**Exercise instructions**
Copy the full set of lines exactly as given.

(Dataset excerpt)
--- start ---

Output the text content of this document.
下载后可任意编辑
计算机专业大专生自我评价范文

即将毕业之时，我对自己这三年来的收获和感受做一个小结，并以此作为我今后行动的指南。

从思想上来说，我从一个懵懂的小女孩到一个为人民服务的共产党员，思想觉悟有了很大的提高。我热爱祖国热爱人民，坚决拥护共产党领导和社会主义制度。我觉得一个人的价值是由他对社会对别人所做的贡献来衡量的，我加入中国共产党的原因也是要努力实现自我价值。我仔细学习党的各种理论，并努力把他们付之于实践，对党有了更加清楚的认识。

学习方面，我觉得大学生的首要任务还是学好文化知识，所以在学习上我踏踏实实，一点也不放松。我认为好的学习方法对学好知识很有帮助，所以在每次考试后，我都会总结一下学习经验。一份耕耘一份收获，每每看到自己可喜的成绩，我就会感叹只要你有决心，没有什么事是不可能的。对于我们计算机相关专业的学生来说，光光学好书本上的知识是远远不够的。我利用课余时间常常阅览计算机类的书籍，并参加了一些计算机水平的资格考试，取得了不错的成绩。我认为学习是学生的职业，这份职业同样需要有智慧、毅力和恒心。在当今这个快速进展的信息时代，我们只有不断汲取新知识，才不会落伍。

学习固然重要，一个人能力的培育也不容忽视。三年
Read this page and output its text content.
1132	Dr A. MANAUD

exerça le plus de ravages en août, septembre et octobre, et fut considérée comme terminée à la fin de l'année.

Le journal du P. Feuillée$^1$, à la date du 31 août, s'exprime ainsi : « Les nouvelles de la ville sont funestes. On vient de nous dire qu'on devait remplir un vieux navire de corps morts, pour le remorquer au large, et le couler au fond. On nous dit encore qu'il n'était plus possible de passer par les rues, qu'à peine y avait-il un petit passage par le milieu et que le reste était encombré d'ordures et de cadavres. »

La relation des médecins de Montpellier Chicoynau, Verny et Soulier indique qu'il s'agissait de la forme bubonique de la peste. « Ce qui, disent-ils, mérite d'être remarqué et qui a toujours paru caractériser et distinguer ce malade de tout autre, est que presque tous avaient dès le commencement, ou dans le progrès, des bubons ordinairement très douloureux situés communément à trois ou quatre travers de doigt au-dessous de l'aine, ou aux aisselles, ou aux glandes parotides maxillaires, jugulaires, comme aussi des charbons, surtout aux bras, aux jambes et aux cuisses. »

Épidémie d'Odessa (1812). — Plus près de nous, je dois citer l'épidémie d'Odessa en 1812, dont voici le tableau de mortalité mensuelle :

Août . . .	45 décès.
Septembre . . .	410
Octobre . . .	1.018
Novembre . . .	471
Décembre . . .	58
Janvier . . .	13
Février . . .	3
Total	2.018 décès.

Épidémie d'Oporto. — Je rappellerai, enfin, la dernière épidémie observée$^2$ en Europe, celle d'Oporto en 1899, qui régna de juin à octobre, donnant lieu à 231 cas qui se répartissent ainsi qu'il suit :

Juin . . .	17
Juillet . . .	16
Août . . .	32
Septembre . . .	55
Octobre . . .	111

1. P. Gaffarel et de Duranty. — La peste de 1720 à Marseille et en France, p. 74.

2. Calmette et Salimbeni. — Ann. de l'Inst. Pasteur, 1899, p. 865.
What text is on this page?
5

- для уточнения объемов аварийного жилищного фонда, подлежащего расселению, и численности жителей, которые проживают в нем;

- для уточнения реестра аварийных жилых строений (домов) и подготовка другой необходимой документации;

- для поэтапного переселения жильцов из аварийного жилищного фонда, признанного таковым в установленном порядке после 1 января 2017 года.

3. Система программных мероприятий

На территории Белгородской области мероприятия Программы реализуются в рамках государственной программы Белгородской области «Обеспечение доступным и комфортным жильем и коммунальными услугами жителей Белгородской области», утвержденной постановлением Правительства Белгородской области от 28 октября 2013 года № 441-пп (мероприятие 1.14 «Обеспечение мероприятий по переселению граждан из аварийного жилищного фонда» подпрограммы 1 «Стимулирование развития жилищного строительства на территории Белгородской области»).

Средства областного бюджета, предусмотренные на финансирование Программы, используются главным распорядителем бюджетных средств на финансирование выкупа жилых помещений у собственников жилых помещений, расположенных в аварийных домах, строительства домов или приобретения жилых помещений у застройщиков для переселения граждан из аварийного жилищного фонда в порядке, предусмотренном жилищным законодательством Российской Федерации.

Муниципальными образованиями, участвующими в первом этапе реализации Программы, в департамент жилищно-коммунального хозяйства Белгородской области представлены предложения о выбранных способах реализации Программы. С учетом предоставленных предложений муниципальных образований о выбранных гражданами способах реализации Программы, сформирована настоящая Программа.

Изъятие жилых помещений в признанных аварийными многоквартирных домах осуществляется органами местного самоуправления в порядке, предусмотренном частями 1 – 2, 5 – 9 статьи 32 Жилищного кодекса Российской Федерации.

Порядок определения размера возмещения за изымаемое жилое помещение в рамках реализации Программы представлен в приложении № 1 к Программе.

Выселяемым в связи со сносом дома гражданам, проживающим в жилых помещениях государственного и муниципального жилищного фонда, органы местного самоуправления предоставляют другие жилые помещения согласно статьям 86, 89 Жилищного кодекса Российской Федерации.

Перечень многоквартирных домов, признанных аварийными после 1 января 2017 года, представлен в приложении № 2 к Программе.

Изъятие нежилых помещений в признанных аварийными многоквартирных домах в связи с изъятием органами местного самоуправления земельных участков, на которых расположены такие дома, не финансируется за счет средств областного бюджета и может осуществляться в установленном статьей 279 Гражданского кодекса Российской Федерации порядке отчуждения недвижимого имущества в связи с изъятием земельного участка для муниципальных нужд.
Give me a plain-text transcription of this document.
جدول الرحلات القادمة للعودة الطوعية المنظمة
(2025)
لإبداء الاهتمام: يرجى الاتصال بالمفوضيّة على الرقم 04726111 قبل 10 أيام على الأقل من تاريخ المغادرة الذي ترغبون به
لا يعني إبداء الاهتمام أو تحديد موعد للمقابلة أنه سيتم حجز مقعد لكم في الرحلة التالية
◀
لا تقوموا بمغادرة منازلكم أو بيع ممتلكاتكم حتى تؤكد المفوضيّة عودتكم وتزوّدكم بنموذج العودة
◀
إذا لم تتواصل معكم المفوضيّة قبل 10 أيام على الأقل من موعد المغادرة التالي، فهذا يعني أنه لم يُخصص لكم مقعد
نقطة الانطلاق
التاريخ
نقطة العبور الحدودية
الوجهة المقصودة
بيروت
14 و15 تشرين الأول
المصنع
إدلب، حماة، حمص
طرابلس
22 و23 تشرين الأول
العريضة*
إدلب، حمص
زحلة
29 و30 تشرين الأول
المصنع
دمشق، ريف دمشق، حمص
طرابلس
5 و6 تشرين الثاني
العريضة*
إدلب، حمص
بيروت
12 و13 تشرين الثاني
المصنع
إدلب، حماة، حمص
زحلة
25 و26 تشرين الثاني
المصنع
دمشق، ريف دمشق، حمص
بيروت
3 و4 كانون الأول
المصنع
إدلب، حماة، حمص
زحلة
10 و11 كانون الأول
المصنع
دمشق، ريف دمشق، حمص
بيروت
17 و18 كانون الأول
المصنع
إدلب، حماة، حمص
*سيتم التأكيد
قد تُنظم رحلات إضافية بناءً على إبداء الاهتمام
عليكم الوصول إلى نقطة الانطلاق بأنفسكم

--- end ---

**Exercise output**
Output the text content of this document.
下载后可任意编辑
计算机专业大专生自我评价范文

即将毕业之时，我对自己这三年来的收获和感受做一个小结，并以此作为我今后行动的指南。

从思想上来说，我从一个懵懂的小女孩到一个为人民服务的共产党员，思想觉悟有了很大的提高。我热爱祖国热爱人民，坚决拥护共产党领导和社会主义制度。我觉得一个人的价值是由他对社会对别人所做的贡献来衡量的，我加入中国共产党的原因也是要努力实现自我价值。我仔细学习党的各种理论，并努力把他们付之于实践，对党有了更加清楚的认识。

学习方面，我觉得大学生的首要任务还是学好文化知识，所以在学习上我踏踏实实，一点也不放松。我认为好的学习方法对学好知识很有帮助，所以在每次考试后，我都会总结一下学习经验。一份耕耘一份收获，每每看到自己可喜的成绩，我就会感叹只要你有决心，没有什么事是不可能的。对于我们计算机相关专业的学生来说，光光学好书本上的知识是远远不够的。我利用课余时间常常阅览计算机类的书籍，并参加了一些计算机水平的资格考试，取得了不错的成绩。我认为学习是学生的职业，这份职业同样需要有智慧、毅力和恒心。在当今这个快速进展的信息时代，我们只有不断汲取新知识，才不会落伍。

学习固然重要，一个人能力的培育也不容忽视。三年
Read this page and output its text content.
1132	Dr A. MANAUD

exerça le plus de ravages en août, septembre et octobre, et fut considérée comme terminée à la fin de l'année.

Le journal du P. Feuillée$^1$, à la date du 31 août, s'exprime ainsi : « Les nouvelles de la ville sont funestes. On vient de nous dire qu'on devait remplir un vieux navire de corps morts, pour le remorquer au large, et le couler au fond. On nous dit encore qu'il n'était plus possible de passer par les rues, qu'à peine y avait-il un petit passage par le milieu et que le reste était encombré d'ordures et de cadavres. »

La relation des médecins de Montpellier Chicoynau, Verny et Soulier indique qu'il s'agissait de la forme bubonique de la peste. « Ce qui, disent-ils, mérite d'être remarqué et qui a toujours paru caractériser et distinguer ce malade de tout autre, est que presque tous avaient dès le commencement, ou dans le progrès, des bubons ordinairement très douloureux situés communément à trois ou quatre travers de doigt au-dessous de l'aine, ou aux aisselles, ou aux glandes parotides maxillaires, jugulaires, comme aussi des charbons, surtout aux bras, aux jambes et aux cuisses. »

Épidémie d'Odessa (1812). — Plus près de nous, je dois citer l'épidémie d'Odessa en 1812, dont voici le tableau de mortalité mensuelle :

Août . . .	45 décès.
Septembre . . .	410
Octobre . . .	1.018
Novembre . . .	471
Décembre . . .	58
Janvier . . .	13
Février . . .	3
Total	2.018 décès.

Épidémie d'Oporto. — Je rappellerai, enfin, la dernière épidémie observée$^2$ en Europe, celle d'Oporto en 1899, qui régna de juin à octobre, donnant lieu à 231 cas qui se répartissent ainsi qu'il suit :

Juin . . .	17
Juillet . . .	16
Août . . .	32
Septembre . . .	55
Octobre . . .	111

1. P. Gaffarel et de Duranty. — La peste de 1720 à Marseille et en France, p. 74.

2. Calmette et Salimbeni. — Ann. de l'Inst. Pasteur, 1899, p. 865.
What text is on this page?
5

- для уточнения объемов аварийного жилищного фонда, подлежащего расселению, и численности жителей, которые проживают в нем;

- для уточнения реестра аварийных жилых строений (домов) и подготовка другой необходимой документации;

- для поэтапного переселения жильцов из аварийного жилищного фонда, признанного таковым в установленном порядке после 1 января 2017 года.

3. Система программных мероприятий

На территории Белгородской области мероприятия Программы реализуются в рамках государственной программы Белгородской области «Обеспечение доступным и комфортным жильем и коммунальными услугами жителей Белгородской области», утвержденной постановлением Правительства Белгородской области от 28 октября 2013 года № 441-пп (мероприятие 1.14 «Обеспечение мероприятий по переселению граждан из аварийного жилищного фонда» подпрограммы 1 «Стимулирование развития жилищного строительства на территории Белгородской области»).

Средства областного бюджета, предусмотренные на финансирование Программы, используются главным распорядителем бюджетных средств на финансирование выкупа жилых помещений у собственников жилых помещений, расположенных в аварийных домах, строительства домов или приобретения жилых помещений у застройщиков для переселения граждан из аварийного жилищного фонда в порядке, предусмотренном жилищным законодательством Российской Федерации.

Муниципальными образованиями, участвующими в первом этапе реализации Программы, в департамент жилищно-коммунального хозяйства Белгородской области представлены предложения о выбранных способах реализации Программы. С учетом предоставленных предложений муниципальных образований о выбранных гражданами способах реализации Программы, сформирована настоящая Программа.

Изъятие жилых помещений в признанных аварийными многоквартирных домах осуществляется органами местного самоуправления в порядке, предусмотренном частями 1 – 2, 5 – 9 статьи 32 Жилищного кодекса Российской Федерации.

Порядок определения размера возмещения за изымаемое жилое помещение в рамках реализации Программы представлен в приложении № 1 к Программе.

Выселяемым в связи со сносом дома гражданам, проживающим в жилых помещениях государственного и муниципального жилищного фонда, органы местного самоуправления предоставляют другие жилые помещения согласно статьям 86, 89 Жилищного кодекса Российской Федерации.

Перечень многоквартирных домов, признанных аварийными после 1 января 2017 года, представлен в приложении № 2 к Программе.

Изъятие нежилых помещений в признанных аварийными многоквартирных домах в связи с изъятием органами местного самоуправления земельных участков, на которых расположены такие дома, не финансируется за счет средств областного бюджета и может осуществляться в установленном статьей 279 Гражданского кодекса Российской Федерации порядке отчуждения недвижимого имущества в связи с изъятием земельного участка для муниципальных нужд.
Give me a plain-text transcription of this document.
جدول الرحلات القادمة للعودة الطوعية المنظمة
(2025)
لإبداء الاهتمام: يرجى الاتصال بالمفوضيّة على الرقم 04726111 قبل 10 أيام على الأقل من تاريخ المغادرة الذي ترغبون به
لا يعني إبداء الاهتمام أو تحديد موعد للمقابلة أنه سيتم حجز مقعد لكم في الرحلة التالية
◀
لا تقوموا بمغادرة منازلكم أو بيع ممتلكاتكم حتى تؤكد المفوضيّة عودتكم وتزوّدكم بنموذج العودة
◀
إذا لم تتواصل معكم المفوضيّة قبل 10 أيام على الأقل من موعد المغادرة التالي، فهذا يعني أنه لم يُخصص لكم مقعد
نقطة الانطلاق
التاريخ
نقطة العبور الحدودية
الوجهة المقصودة
بيروت
14 و15 تشرين الأول
المصنع
إدلب، حماة، حمص
طرابلس
22 و23 تشرين الأول
العريضة*
إدلب، حمص
زحلة
29 و30 تشرين الأول
المصنع
دمشق، ريف دمشق، حمص
طرابلس
5 و6 تشرين الثاني
العريضة*
إدلب، حمص
بيروت
12 و13 تشرين الثاني
المصنع
إدلب، حماة، حمص
زحلة
25 و26 تشرين الثاني
المصنع
دمشق، ريف دمشق، حمص
بيروت
3 و4 كانون الأول
المصنع
إدلب، حماة، حمص
زحلة
10 و11 كانون الأول
المصنع
دمشق، ريف دمشق، حمص
بيروت
17 و18 كانون الأول
المصنع
إدلب، حماة، حمص
*سيتم التأكيد
قد تُنظم رحلات إضافية بناءً على إبداء الاهتمام
عليكم الوصول إلى نقطة الانطلاق بأنفسكم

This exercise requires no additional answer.